Exercise instructions:
Within the records that follow, find every line containing the string "Подготовка". Copy those lines.

○ ○ ○ ○

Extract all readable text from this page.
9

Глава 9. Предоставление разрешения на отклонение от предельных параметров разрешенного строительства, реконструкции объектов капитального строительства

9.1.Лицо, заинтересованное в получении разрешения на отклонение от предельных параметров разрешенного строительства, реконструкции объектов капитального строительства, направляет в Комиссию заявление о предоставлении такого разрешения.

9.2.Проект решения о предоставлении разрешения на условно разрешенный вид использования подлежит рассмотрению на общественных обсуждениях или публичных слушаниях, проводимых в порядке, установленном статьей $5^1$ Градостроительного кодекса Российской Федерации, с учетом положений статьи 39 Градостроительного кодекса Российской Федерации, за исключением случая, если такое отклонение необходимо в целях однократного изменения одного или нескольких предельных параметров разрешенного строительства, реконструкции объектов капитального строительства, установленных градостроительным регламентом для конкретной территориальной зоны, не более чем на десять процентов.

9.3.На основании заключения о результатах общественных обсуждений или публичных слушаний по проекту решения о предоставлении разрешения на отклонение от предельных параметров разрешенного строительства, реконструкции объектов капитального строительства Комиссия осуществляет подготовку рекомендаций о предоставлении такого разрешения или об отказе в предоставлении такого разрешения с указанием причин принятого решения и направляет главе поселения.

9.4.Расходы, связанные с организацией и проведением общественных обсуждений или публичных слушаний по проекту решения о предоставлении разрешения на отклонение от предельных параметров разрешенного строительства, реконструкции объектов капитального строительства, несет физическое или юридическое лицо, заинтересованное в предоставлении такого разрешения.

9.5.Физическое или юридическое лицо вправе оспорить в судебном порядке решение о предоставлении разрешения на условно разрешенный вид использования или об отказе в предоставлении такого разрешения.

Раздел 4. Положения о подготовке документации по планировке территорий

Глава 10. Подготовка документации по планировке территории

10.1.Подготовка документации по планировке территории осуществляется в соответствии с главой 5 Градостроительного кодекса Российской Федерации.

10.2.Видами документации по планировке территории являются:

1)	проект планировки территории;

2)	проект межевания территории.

○ ○ ○ ○

Output of the exercise:
Глава 10. Подготовка документации по планировке территории
10.1.Подготовка документации по планировке территории осуществляется в соответствии с главой 5 Градостроительного кодекса Российской Федерации.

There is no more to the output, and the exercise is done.